= Exercise objective =
Copy out all of the material exactly as presented.

Stored items:

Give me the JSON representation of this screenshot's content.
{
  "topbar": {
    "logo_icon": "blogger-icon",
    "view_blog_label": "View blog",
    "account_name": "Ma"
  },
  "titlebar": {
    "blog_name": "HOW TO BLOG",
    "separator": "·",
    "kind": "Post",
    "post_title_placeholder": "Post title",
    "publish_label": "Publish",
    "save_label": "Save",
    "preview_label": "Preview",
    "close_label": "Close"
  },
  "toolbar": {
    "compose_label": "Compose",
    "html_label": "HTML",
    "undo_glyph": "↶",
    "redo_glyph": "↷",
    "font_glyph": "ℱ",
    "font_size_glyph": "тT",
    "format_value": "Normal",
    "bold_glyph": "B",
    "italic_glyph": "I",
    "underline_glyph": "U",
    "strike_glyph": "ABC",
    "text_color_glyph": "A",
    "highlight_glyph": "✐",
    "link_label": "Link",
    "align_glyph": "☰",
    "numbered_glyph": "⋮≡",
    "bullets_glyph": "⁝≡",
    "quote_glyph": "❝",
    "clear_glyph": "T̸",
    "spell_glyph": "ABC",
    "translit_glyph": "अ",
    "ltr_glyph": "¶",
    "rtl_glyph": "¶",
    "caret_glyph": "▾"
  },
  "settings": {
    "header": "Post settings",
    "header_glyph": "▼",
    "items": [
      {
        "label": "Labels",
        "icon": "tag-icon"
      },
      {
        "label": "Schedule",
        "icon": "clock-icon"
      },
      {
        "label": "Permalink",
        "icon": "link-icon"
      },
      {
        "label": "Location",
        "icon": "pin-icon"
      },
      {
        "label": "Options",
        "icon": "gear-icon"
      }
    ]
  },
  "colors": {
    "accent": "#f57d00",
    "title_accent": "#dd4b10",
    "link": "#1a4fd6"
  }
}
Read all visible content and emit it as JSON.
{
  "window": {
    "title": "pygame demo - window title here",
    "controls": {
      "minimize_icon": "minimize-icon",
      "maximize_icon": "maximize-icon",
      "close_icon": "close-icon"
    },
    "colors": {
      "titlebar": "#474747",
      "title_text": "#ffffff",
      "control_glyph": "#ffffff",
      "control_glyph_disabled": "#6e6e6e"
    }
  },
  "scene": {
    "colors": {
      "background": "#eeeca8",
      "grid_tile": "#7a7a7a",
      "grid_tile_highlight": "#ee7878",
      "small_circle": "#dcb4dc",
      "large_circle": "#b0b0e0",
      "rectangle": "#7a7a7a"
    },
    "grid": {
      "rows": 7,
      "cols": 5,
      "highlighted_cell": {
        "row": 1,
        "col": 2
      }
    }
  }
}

= Result of the task =
Give me the JSON representation of this screenshot's content.
{
  "topbar": {
    "logo_icon": "blogger-icon",
    "view_blog_label": "View blog",
    "account_name": "Ma"
  },
  "titlebar": {
    "blog_name": "HOW TO BLOG",
    "separator": "·",
    "kind": "Post",
    "post_title_placeholder": "Post title",
    "publish_label": "Publish",
    "save_label": "Save",
    "preview_label": "Preview",
    "close_label": "Close"
  },
  "toolbar": {
    "compose_label": "Compose",
    "html_label": "HTML",
    "undo_glyph": "↶",
    "redo_glyph": "↷",
    "font_glyph": "ℱ",
    "font_size_glyph": "тT",
    "format_value": "Normal",
    "bold_glyph": "B",
    "italic_glyph": "I",
    "underline_glyph": "U",
    "strike_glyph": "ABC",
    "text_color_glyph": "A",
    "highlight_glyph": "✐",
    "link_label": "Link",
    "align_glyph": "☰",
    "numbered_glyph": "⋮≡",
    "bullets_glyph": "⁝≡",
    "quote_glyph": "❝",
    "clear_glyph": "T̸",
    "spell_glyph": "ABC",
    "translit_glyph": "अ",
    "ltr_glyph": "¶",
    "rtl_glyph": "¶",
    "caret_glyph": "▾"
  },
  "settings": {
    "header": "Post settings",
    "header_glyph": "▼",
    "items": [
      {
        "label": "Labels",
        "icon": "tag-icon"
      },
      {
        "label": "Schedule",
        "icon": "clock-icon"
      },
      {
        "label": "Permalink",
        "icon": "link-icon"
      },
      {
        "label": "Location",
        "icon": "pin-icon"
      },
      {
        "label": "Options",
        "icon": "gear-icon"
      }
    ]
  },
  "colors": {
    "accent": "#f57d00",
    "title_accent": "#dd4b10",
    "link": "#1a4fd6"
  }
}
Read all visible content and emit it as JSON.
{
  "window": {
    "title": "pygame demo - window title here",
    "controls": {
      "minimize_icon": "minimize-icon",
      "maximize_icon": "maximize-icon",
      "close_icon": "close-icon"
    },
    "colors": {
      "titlebar": "#474747",
      "title_text": "#ffffff",
      "control_glyph": "#ffffff",
      "control_glyph_disabled": "#6e6e6e"
    }
  },
  "scene": {
    "colors": {
      "background": "#eeeca8",
      "grid_tile": "#7a7a7a",
      "grid_tile_highlight": "#ee7878",
      "small_circle": "#dcb4dc",
      "large_circle": "#b0b0e0",
      "rectangle": "#7a7a7a"
    },
    "grid": {
      "rows": 7,
      "cols": 5,
      "highlighted_cell": {
        "row": 1,
        "col": 2
      }
    }
  }
}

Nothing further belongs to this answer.